Omit the pictures and return every entry exactly as written.

=== PROVIDED ENTRIES ===

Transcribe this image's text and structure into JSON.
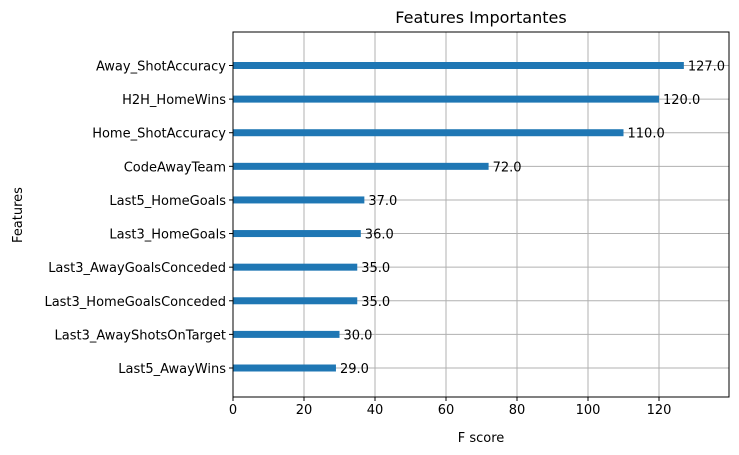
{
  "chart_data": {
    "type": "bar",
    "orientation": "horizontal",
    "title": "Features Importantes",
    "xlabel": "F score",
    "ylabel": "Features",
    "categories": [
      "Away_ShotAccuracy",
      "H2H_HomeWins",
      "Home_ShotAccuracy",
      "CodeAwayTeam",
      "Last5_HomeGoals",
      "Last3_HomeGoals",
      "Last3_AwayGoalsConceded",
      "Last3_HomeGoalsConceded",
      "Last3_AwayShotsOnTarget",
      "Last5_AwayWins"
    ],
    "values": [
      127,
      120,
      110,
      72,
      37,
      36,
      35,
      35,
      30,
      29
    ],
    "value_labels": [
      "127.0",
      "120.0",
      "110.0",
      "72.0",
      "37.0",
      "36.0",
      "35.0",
      "35.0",
      "30.0",
      "29.0"
    ],
    "xlim": [
      0,
      139.7
    ],
    "xticks": [
      0,
      20,
      40,
      60,
      80,
      100,
      120
    ],
    "grid": true,
    "bar_color": "#1f77b4"
  }
}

===

• FULL OUTPUT:
Transcribe this image's text and structure into JSON.
{
  "chart_data": {
    "type": "bar",
    "orientation": "horizontal",
    "title": "Features Importantes",
    "xlabel": "F score",
    "ylabel": "Features",
    "categories": [
      "Away_ShotAccuracy",
      "H2H_HomeWins",
      "Home_ShotAccuracy",
      "CodeAwayTeam",
      "Last5_HomeGoals",
      "Last3_HomeGoals",
      "Last3_AwayGoalsConceded",
      "Last3_HomeGoalsConceded",
      "Last3_AwayShotsOnTarget",
      "Last5_AwayWins"
    ],
    "values": [
      127,
      120,
      110,
      72,
      37,
      36,
      35,
      35,
      30,
      29
    ],
    "value_labels": [
      "127.0",
      "120.0",
      "110.0",
      "72.0",
      "37.0",
      "36.0",
      "35.0",
      "35.0",
      "30.0",
      "29.0"
    ],
    "xlim": [
      0,
      139.7
    ],
    "xticks": [
      0,
      20,
      40,
      60,
      80,
      100,
      120
    ],
    "grid": true,
    "bar_color": "#1f77b4"
  }
}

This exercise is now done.